* Exercise description
Each line containing the word "dont" must be reported.

* The records

____________________

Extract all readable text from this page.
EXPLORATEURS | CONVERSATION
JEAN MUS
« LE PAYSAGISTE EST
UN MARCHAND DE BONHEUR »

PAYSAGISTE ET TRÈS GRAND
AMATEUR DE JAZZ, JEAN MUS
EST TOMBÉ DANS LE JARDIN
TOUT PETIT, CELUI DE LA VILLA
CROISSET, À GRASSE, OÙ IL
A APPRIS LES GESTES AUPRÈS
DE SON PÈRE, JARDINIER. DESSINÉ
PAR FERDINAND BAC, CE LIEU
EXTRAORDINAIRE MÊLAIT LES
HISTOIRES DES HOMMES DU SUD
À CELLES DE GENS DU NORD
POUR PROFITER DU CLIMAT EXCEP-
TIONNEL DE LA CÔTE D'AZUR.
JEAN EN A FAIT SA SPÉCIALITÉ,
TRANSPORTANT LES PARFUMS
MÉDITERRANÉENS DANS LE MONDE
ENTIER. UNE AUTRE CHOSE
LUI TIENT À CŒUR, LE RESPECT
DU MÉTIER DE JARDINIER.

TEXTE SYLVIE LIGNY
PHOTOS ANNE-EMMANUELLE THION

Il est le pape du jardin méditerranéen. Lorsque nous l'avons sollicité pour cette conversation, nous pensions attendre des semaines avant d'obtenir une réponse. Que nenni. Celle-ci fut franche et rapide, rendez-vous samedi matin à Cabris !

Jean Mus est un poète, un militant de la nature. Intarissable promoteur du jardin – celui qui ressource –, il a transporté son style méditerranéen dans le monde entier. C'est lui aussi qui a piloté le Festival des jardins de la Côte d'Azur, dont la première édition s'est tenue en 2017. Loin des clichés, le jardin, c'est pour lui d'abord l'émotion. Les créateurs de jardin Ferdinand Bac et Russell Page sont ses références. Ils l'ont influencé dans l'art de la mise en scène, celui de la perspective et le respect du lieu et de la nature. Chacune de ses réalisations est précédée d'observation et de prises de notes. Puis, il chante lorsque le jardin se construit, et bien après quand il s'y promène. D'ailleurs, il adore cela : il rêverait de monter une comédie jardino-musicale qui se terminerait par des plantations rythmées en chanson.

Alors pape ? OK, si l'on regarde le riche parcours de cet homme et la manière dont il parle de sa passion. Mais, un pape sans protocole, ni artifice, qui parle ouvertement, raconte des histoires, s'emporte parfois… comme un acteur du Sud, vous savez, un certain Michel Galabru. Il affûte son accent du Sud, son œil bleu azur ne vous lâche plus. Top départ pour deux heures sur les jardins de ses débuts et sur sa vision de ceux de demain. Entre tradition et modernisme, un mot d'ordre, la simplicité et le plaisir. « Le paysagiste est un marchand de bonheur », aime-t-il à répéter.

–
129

____________________

* Solution
Jean Mus est un poète, un militant de la nature. Intarissable promoteur du jardin – celui qui ressource –, il a transporté son style méditerranéen dans le monde entier. C'est lui aussi qui a piloté le Festival des jardins de la Côte d'Azur, dont la première édition s'est tenue en 2017. Loin des clichés, le jardin, c'est pour lui d'abord l'émotion. Les créateurs de jardin Ferdinand Bac et Russell Page sont ses références. Ils l'ont influencé dans l'art de la mise en scène, celui de la perspective et le respect du lieu et de la nature. Chacune de ses réalisations est précédée d'observation et de prises de notes. Puis, il chante lorsque le jardin se construit, et bien après quand il s'y promène. D'ailleurs, il adore cela : il rêverait de monter une comédie jardino-musicale qui se terminerait par des plantations rythmées en chanson.
Alors pape ? OK, si l'on regarde le riche parcours de cet homme et la manière dont il parle de sa passion. Mais, un pape sans protocole, ni artifice, qui parle ouvertement, raconte des histoires, s'emporte parfois… comme un acteur du Sud, vous savez, un certain Michel Galabru. Il affûte son accent du Sud, son œil bleu azur ne vous lâche plus. Top départ pour deux heures sur les jardins de ses débuts et sur sa vision de ceux de demain. Entre tradition et modernisme, un mot d'ordre, la simplicité et le plaisir. « Le paysagiste est un marchand de bonheur », aime-t-il à répéter.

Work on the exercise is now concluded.